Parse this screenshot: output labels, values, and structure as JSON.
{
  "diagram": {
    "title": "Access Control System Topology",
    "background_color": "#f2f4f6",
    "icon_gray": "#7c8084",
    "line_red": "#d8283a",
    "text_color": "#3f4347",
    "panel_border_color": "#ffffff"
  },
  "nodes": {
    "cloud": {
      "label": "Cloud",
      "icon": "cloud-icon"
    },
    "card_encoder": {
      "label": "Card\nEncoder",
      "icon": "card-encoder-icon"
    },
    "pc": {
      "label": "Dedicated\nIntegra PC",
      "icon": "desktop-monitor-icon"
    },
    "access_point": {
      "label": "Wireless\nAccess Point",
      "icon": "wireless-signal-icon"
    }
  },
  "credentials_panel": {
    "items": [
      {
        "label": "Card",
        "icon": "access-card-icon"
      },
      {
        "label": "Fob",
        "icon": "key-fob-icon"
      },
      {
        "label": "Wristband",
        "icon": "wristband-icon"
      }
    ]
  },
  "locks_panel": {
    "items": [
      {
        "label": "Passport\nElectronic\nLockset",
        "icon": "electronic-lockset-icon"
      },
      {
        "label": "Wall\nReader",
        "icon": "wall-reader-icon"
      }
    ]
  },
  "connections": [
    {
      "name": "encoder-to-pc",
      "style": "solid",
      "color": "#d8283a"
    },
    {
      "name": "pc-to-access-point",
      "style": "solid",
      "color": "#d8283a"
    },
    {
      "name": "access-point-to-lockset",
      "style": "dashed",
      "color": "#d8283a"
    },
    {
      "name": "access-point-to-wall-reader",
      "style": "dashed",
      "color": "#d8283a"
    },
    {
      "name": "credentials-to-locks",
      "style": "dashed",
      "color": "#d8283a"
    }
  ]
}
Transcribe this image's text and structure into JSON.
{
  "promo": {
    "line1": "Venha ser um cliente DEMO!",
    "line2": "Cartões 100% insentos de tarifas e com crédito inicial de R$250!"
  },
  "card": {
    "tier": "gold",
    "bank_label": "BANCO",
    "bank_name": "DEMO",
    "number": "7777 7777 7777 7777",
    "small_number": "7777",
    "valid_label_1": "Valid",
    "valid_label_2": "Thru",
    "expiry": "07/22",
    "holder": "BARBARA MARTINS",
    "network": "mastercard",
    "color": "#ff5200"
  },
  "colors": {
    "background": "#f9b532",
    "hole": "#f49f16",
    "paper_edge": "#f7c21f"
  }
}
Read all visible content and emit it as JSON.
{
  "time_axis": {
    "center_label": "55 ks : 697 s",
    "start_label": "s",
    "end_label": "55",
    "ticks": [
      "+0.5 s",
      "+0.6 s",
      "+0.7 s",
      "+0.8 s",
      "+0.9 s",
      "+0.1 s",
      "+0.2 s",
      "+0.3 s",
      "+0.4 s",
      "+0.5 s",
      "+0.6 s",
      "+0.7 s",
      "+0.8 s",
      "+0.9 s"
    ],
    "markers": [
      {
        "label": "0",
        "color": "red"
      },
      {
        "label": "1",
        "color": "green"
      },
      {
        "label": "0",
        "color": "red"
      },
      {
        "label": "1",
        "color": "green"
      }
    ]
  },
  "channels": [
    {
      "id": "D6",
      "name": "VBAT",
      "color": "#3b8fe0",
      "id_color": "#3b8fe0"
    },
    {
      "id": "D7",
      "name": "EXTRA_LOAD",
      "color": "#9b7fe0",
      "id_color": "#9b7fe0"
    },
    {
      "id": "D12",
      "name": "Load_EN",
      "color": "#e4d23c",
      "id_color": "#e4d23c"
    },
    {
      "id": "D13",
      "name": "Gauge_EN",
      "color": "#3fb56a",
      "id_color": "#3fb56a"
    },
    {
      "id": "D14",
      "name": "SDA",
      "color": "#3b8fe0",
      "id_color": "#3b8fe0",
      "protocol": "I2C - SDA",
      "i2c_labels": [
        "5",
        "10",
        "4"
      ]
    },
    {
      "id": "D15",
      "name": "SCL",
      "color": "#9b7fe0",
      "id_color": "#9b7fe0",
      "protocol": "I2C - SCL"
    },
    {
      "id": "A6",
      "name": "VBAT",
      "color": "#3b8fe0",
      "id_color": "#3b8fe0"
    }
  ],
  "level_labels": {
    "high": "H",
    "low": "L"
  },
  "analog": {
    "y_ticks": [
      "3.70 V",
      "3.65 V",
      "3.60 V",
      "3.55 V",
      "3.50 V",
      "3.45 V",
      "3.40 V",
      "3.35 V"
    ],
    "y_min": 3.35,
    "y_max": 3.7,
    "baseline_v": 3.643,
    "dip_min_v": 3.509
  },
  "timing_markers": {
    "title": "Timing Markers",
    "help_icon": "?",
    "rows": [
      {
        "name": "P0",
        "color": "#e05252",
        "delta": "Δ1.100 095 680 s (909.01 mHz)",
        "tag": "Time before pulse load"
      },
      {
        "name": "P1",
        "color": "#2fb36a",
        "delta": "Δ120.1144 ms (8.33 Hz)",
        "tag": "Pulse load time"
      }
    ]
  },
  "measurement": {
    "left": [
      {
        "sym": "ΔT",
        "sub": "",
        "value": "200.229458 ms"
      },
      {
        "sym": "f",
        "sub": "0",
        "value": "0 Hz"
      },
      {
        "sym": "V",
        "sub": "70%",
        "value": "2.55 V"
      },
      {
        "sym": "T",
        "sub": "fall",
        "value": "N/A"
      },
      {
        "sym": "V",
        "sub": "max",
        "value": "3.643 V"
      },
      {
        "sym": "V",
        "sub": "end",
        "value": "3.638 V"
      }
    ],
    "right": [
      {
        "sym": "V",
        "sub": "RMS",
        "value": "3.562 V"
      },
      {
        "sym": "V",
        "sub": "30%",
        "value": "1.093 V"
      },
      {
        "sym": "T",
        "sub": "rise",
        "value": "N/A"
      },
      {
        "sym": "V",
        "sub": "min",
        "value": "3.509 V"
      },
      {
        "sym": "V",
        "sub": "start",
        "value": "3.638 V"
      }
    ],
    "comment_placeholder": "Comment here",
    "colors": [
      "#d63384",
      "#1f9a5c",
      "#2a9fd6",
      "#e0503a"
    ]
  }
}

^^^^

◆ Exercise details: All lines in the data that contain the word "delta" should be copied.

◆ Output:
        "delta": "Δ1.100 095 680 s (909.01 mHz)",
        "delta": "Δ120.1144 ms (8.33 Hz)",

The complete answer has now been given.